EXERCISE PROMPT:
Restate the records in their entirety, word for word.

SUPPLIED DATA:
────────────────────────────────────────

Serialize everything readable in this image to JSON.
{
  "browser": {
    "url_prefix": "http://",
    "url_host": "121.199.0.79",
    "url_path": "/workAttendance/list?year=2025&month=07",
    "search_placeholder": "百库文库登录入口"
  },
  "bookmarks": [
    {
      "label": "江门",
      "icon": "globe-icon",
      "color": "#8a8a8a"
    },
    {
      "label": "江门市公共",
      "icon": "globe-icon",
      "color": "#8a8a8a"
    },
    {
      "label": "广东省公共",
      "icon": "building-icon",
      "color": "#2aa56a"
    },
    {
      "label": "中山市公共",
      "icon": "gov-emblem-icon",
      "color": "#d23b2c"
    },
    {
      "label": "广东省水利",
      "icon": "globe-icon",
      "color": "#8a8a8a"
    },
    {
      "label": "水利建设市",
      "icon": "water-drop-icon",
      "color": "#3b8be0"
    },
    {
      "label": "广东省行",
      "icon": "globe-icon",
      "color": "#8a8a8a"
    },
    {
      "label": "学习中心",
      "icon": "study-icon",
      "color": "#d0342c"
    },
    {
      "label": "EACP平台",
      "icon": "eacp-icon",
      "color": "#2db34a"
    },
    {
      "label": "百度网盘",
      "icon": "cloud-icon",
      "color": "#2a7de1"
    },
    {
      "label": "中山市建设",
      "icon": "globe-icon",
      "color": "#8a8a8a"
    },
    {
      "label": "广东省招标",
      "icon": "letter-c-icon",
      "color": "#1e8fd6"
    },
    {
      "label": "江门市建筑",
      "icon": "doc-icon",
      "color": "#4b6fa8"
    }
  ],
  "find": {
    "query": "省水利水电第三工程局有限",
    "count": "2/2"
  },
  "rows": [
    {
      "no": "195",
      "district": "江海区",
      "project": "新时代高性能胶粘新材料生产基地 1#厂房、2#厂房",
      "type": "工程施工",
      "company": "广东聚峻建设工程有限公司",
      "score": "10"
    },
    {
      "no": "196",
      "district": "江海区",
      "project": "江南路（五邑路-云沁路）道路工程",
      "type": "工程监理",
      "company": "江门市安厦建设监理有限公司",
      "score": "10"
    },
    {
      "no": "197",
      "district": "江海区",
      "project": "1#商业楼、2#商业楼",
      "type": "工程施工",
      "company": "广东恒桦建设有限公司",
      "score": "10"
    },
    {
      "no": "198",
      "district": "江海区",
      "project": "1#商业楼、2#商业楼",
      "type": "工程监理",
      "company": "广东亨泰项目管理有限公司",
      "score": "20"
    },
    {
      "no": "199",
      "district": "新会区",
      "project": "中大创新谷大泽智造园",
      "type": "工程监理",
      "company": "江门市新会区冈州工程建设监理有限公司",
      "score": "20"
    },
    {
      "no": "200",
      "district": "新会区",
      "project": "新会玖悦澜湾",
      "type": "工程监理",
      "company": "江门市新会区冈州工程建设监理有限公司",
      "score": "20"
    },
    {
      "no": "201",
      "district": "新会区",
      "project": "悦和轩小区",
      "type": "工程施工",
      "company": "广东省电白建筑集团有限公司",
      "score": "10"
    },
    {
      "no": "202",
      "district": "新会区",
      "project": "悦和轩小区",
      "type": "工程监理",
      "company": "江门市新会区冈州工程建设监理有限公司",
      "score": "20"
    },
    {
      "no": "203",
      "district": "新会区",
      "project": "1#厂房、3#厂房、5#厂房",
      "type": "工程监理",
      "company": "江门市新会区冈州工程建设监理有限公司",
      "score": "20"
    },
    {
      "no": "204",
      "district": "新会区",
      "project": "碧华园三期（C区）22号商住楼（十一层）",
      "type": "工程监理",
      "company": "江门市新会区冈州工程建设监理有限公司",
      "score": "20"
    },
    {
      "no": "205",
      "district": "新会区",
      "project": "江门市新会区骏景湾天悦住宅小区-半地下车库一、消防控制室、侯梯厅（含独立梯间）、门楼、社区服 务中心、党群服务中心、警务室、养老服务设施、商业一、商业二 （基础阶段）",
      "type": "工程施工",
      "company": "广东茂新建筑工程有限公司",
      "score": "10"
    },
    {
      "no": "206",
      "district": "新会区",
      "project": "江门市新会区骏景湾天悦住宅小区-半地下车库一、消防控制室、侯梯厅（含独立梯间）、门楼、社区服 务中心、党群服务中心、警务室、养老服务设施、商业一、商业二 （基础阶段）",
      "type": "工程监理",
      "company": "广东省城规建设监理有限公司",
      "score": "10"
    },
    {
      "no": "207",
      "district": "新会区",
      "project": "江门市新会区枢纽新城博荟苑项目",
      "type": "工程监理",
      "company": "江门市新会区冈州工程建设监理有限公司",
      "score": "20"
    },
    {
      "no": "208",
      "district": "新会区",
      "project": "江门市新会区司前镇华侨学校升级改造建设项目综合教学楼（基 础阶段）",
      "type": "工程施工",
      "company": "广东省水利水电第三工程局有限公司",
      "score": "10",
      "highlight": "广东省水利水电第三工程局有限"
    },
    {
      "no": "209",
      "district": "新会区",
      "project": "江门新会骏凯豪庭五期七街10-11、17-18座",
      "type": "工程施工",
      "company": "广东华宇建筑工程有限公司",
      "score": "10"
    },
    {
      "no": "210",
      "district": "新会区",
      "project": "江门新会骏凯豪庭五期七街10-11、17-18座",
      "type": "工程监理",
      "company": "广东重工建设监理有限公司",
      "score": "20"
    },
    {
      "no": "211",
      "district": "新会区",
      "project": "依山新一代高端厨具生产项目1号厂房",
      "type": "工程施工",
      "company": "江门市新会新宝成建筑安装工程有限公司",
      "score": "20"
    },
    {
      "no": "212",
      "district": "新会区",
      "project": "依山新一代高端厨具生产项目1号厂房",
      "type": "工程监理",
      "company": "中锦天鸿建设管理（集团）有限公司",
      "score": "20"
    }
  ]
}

────────────────────────────────────────

THE REPLY:
Serialize everything readable in this image to JSON.
{
  "browser": {
    "url_prefix": "http://",
    "url_host": "121.199.0.79",
    "url_path": "/workAttendance/list?year=2025&month=07",
    "search_placeholder": "百库文库登录入口"
  },
  "bookmarks": [
    {
      "label": "江门",
      "icon": "globe-icon",
      "color": "#8a8a8a"
    },
    {
      "label": "江门市公共",
      "icon": "globe-icon",
      "color": "#8a8a8a"
    },
    {
      "label": "广东省公共",
      "icon": "building-icon",
      "color": "#2aa56a"
    },
    {
      "label": "中山市公共",
      "icon": "gov-emblem-icon",
      "color": "#d23b2c"
    },
    {
      "label": "广东省水利",
      "icon": "globe-icon",
      "color": "#8a8a8a"
    },
    {
      "label": "水利建设市",
      "icon": "water-drop-icon",
      "color": "#3b8be0"
    },
    {
      "label": "广东省行",
      "icon": "globe-icon",
      "color": "#8a8a8a"
    },
    {
      "label": "学习中心",
      "icon": "study-icon",
      "color": "#d0342c"
    },
    {
      "label": "EACP平台",
      "icon": "eacp-icon",
      "color": "#2db34a"
    },
    {
      "label": "百度网盘",
      "icon": "cloud-icon",
      "color": "#2a7de1"
    },
    {
      "label": "中山市建设",
      "icon": "globe-icon",
      "color": "#8a8a8a"
    },
    {
      "label": "广东省招标",
      "icon": "letter-c-icon",
      "color": "#1e8fd6"
    },
    {
      "label": "江门市建筑",
      "icon": "doc-icon",
      "color": "#4b6fa8"
    }
  ],
  "find": {
    "query": "省水利水电第三工程局有限",
    "count": "2/2"
  },
  "rows": [
    {
      "no": "195",
      "district": "江海区",
      "project": "新时代高性能胶粘新材料生产基地 1#厂房、2#厂房",
      "type": "工程施工",
      "company": "广东聚峻建设工程有限公司",
      "score": "10"
    },
    {
      "no": "196",
      "district": "江海区",
      "project": "江南路（五邑路-云沁路）道路工程",
      "type": "工程监理",
      "company": "江门市安厦建设监理有限公司",
      "score": "10"
    },
    {
      "no": "197",
      "district": "江海区",
      "project": "1#商业楼、2#商业楼",
      "type": "工程施工",
      "company": "广东恒桦建设有限公司",
      "score": "10"
    },
    {
      "no": "198",
      "district": "江海区",
      "project": "1#商业楼、2#商业楼",
      "type": "工程监理",
      "company": "广东亨泰项目管理有限公司",
      "score": "20"
    },
    {
      "no": "199",
      "district": "新会区",
      "project": "中大创新谷大泽智造园",
      "type": "工程监理",
      "company": "江门市新会区冈州工程建设监理有限公司",
      "score": "20"
    },
    {
      "no": "200",
      "district": "新会区",
      "project": "新会玖悦澜湾",
      "type": "工程监理",
      "company": "江门市新会区冈州工程建设监理有限公司",
      "score": "20"
    },
    {
      "no": "201",
      "district": "新会区",
      "project": "悦和轩小区",
      "type": "工程施工",
      "company": "广东省电白建筑集团有限公司",
      "score": "10"
    },
    {
      "no": "202",
      "district": "新会区",
      "project": "悦和轩小区",
      "type": "工程监理",
      "company": "江门市新会区冈州工程建设监理有限公司",
      "score": "20"
    },
    {
      "no": "203",
      "district": "新会区",
      "project": "1#厂房、3#厂房、5#厂房",
      "type": "工程监理",
      "company": "江门市新会区冈州工程建设监理有限公司",
      "score": "20"
    },
    {
      "no": "204",
      "district": "新会区",
      "project": "碧华园三期（C区）22号商住楼（十一层）",
      "type": "工程监理",
      "company": "江门市新会区冈州工程建设监理有限公司",
      "score": "20"
    },
    {
      "no": "205",
      "district": "新会区",
      "project": "江门市新会区骏景湾天悦住宅小区-半地下车库一、消防控制室、侯梯厅（含独立梯间）、门楼、社区服 务中心、党群服务中心、警务室、养老服务设施、商业一、商业二 （基础阶段）",
      "type": "工程施工",
      "company": "广东茂新建筑工程有限公司",
      "score": "10"
    },
    {
      "no": "206",
      "district": "新会区",
      "project": "江门市新会区骏景湾天悦住宅小区-半地下车库一、消防控制室、侯梯厅（含独立梯间）、门楼、社区服 务中心、党群服务中心、警务室、养老服务设施、商业一、商业二 （基础阶段）",
      "type": "工程监理",
      "company": "广东省城规建设监理有限公司",
      "score": "10"
    },
    {
      "no": "207",
      "district": "新会区",
      "project": "江门市新会区枢纽新城博荟苑项目",
      "type": "工程监理",
      "company": "江门市新会区冈州工程建设监理有限公司",
      "score": "20"
    },
    {
      "no": "208",
      "district": "新会区",
      "project": "江门市新会区司前镇华侨学校升级改造建设项目综合教学楼（基 础阶段）",
      "type": "工程施工",
      "company": "广东省水利水电第三工程局有限公司",
      "score": "10",
      "highlight": "广东省水利水电第三工程局有限"
    },
    {
      "no": "209",
      "district": "新会区",
      "project": "江门新会骏凯豪庭五期七街10-11、17-18座",
      "type": "工程施工",
      "company": "广东华宇建筑工程有限公司",
      "score": "10"
    },
    {
      "no": "210",
      "district": "新会区",
      "project": "江门新会骏凯豪庭五期七街10-11、17-18座",
      "type": "工程监理",
      "company": "广东重工建设监理有限公司",
      "score": "20"
    },
    {
      "no": "211",
      "district": "新会区",
      "project": "依山新一代高端厨具生产项目1号厂房",
      "type": "工程施工",
      "company": "江门市新会新宝成建筑安装工程有限公司",
      "score": "20"
    },
    {
      "no": "212",
      "district": "新会区",
      "project": "依山新一代高端厨具生产项目1号厂房",
      "type": "工程监理",
      "company": "中锦天鸿建设管理（集团）有限公司",
      "score": "20"
    }
  ]
}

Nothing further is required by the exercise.